Can you reproduce, word for word, the lines of the records between the one holding "year-axis-label: 2021 [200, 534, 245, 556]" and the one holding "chart-subtitle: Planilla electrónica", inclusive?
++++ Provided entries ++++
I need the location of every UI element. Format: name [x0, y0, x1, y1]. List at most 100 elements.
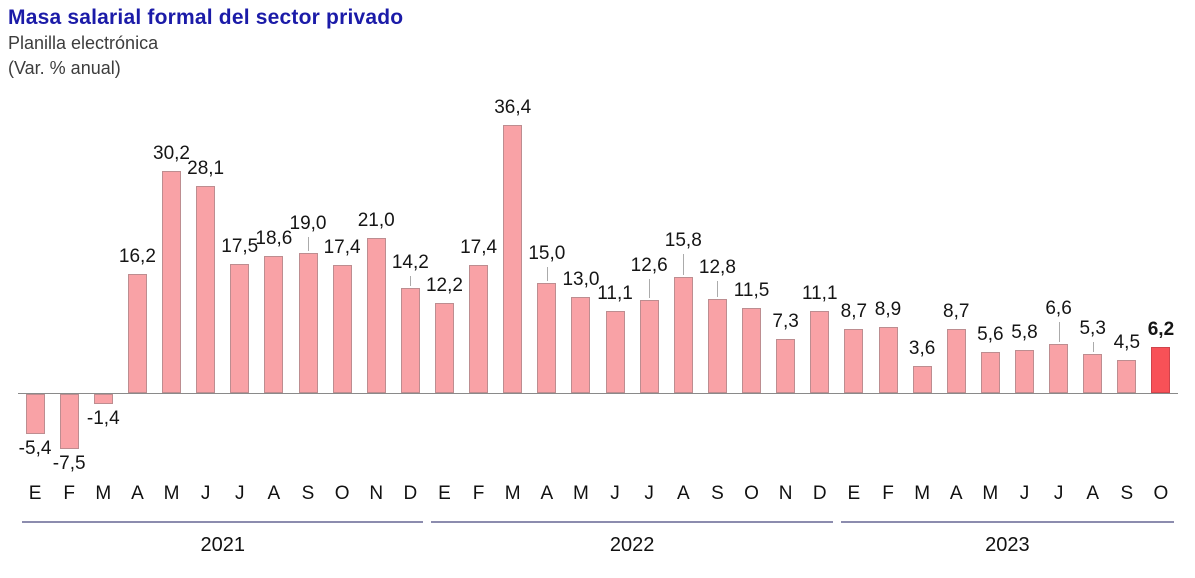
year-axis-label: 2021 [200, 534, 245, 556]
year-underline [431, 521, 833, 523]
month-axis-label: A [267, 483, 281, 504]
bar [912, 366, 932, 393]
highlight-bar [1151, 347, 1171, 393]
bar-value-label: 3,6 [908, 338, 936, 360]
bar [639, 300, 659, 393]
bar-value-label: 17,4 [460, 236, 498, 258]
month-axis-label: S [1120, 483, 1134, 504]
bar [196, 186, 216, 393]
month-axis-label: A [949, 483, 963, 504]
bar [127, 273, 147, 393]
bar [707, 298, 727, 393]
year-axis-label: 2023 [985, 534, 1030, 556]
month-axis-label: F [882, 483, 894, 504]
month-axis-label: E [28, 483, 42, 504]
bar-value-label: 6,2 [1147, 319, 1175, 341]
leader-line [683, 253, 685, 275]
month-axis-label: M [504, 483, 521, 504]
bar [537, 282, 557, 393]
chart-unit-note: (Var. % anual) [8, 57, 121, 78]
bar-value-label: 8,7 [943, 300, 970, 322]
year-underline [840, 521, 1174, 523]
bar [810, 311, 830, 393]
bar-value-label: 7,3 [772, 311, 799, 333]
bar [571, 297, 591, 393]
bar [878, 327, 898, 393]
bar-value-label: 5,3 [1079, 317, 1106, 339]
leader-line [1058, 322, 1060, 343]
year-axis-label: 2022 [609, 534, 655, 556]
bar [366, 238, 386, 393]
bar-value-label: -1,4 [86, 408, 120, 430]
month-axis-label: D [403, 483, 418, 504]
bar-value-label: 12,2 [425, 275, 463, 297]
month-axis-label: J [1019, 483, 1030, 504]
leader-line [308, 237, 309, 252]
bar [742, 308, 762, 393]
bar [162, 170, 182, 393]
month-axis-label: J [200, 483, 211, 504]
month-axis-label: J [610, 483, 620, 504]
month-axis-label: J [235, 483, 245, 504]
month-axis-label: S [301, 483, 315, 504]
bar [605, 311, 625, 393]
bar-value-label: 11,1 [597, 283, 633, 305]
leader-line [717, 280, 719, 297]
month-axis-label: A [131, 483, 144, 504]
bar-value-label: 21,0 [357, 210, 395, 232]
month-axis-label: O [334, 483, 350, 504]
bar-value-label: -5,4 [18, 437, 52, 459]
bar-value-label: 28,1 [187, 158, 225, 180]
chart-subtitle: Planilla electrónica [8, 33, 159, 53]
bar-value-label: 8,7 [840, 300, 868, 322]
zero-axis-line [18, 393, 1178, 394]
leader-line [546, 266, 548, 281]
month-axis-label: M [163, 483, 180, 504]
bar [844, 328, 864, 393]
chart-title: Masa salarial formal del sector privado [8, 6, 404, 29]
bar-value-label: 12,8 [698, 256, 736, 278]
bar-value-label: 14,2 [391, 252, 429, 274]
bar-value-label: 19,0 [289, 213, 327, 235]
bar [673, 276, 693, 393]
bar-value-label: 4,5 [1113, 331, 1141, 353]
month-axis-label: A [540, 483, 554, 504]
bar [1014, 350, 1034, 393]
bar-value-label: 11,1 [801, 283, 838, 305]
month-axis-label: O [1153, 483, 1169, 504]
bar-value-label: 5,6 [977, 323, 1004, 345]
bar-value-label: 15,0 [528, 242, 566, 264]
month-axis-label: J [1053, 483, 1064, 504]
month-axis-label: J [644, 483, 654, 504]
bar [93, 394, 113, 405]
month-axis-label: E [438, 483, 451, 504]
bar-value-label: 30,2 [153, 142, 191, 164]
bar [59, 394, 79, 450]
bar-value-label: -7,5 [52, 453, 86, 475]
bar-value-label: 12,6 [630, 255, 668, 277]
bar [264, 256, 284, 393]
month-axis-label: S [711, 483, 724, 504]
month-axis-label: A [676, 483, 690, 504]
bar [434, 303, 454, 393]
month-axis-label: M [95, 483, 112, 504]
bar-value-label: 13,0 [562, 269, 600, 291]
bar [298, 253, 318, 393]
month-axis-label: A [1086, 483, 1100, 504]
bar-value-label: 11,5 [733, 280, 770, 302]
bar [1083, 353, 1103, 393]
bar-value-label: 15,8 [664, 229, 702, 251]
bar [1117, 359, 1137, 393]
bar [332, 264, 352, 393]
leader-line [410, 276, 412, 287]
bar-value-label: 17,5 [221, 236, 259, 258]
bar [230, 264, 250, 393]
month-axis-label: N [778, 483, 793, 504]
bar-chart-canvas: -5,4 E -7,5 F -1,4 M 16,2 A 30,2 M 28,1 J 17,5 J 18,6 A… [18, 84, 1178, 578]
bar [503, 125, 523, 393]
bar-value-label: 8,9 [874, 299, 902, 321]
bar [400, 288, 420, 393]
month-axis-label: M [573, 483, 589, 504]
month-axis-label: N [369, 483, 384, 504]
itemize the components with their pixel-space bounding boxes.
++++
Response below:
year-axis-label: 2021 [200, 534, 245, 556]
year-underline [431, 521, 833, 523]
month-axis-label: A [267, 483, 281, 504]
bar [912, 366, 932, 393]
highlight-bar [1151, 347, 1171, 393]
bar-value-label: 3,6 [908, 338, 936, 360]
bar [639, 300, 659, 393]
bar-value-label: 17,4 [460, 236, 498, 258]
month-axis-label: S [1120, 483, 1134, 504]
bar [196, 186, 216, 393]
month-axis-label: A [949, 483, 963, 504]
bar [127, 273, 147, 393]
bar [707, 298, 727, 393]
year-axis-label: 2023 [985, 534, 1030, 556]
month-axis-label: F [882, 483, 894, 504]
month-axis-label: E [28, 483, 42, 504]
bar-value-label: 6,2 [1147, 319, 1175, 341]
leader-line [683, 253, 685, 275]
month-axis-label: M [504, 483, 521, 504]
bar [537, 282, 557, 393]
chart-unit-note: (Var. % anual) [8, 57, 121, 78]
bar-value-label: 8,7 [943, 300, 970, 322]
year-underline [840, 521, 1174, 523]
bar [810, 311, 830, 393]
bar-value-label: 7,3 [772, 311, 799, 333]
bar [571, 297, 591, 393]
bar [878, 327, 898, 393]
bar-value-label: 5,3 [1079, 317, 1106, 339]
leader-line [1058, 322, 1060, 343]
year-axis-label: 2022 [609, 534, 655, 556]
bar [366, 238, 386, 393]
bar-value-label: -1,4 [86, 408, 120, 430]
month-axis-label: D [403, 483, 418, 504]
bar-value-label: 12,2 [425, 275, 463, 297]
month-axis-label: J [1019, 483, 1030, 504]
leader-line [308, 237, 309, 252]
bar [742, 308, 762, 393]
bar [162, 170, 182, 393]
month-axis-label: J [200, 483, 211, 504]
month-axis-label: J [610, 483, 620, 504]
month-axis-label: J [235, 483, 245, 504]
month-axis-label: S [301, 483, 315, 504]
bar [605, 311, 625, 393]
bar-value-label: 11,1 [597, 283, 633, 305]
leader-line [717, 280, 719, 297]
month-axis-label: A [131, 483, 144, 504]
bar-value-label: 21,0 [357, 210, 395, 232]
month-axis-label: O [334, 483, 350, 504]
bar-value-label: -5,4 [18, 437, 52, 459]
bar-value-label: 28,1 [187, 158, 225, 180]
chart-subtitle: Planilla electrónica [8, 33, 159, 53]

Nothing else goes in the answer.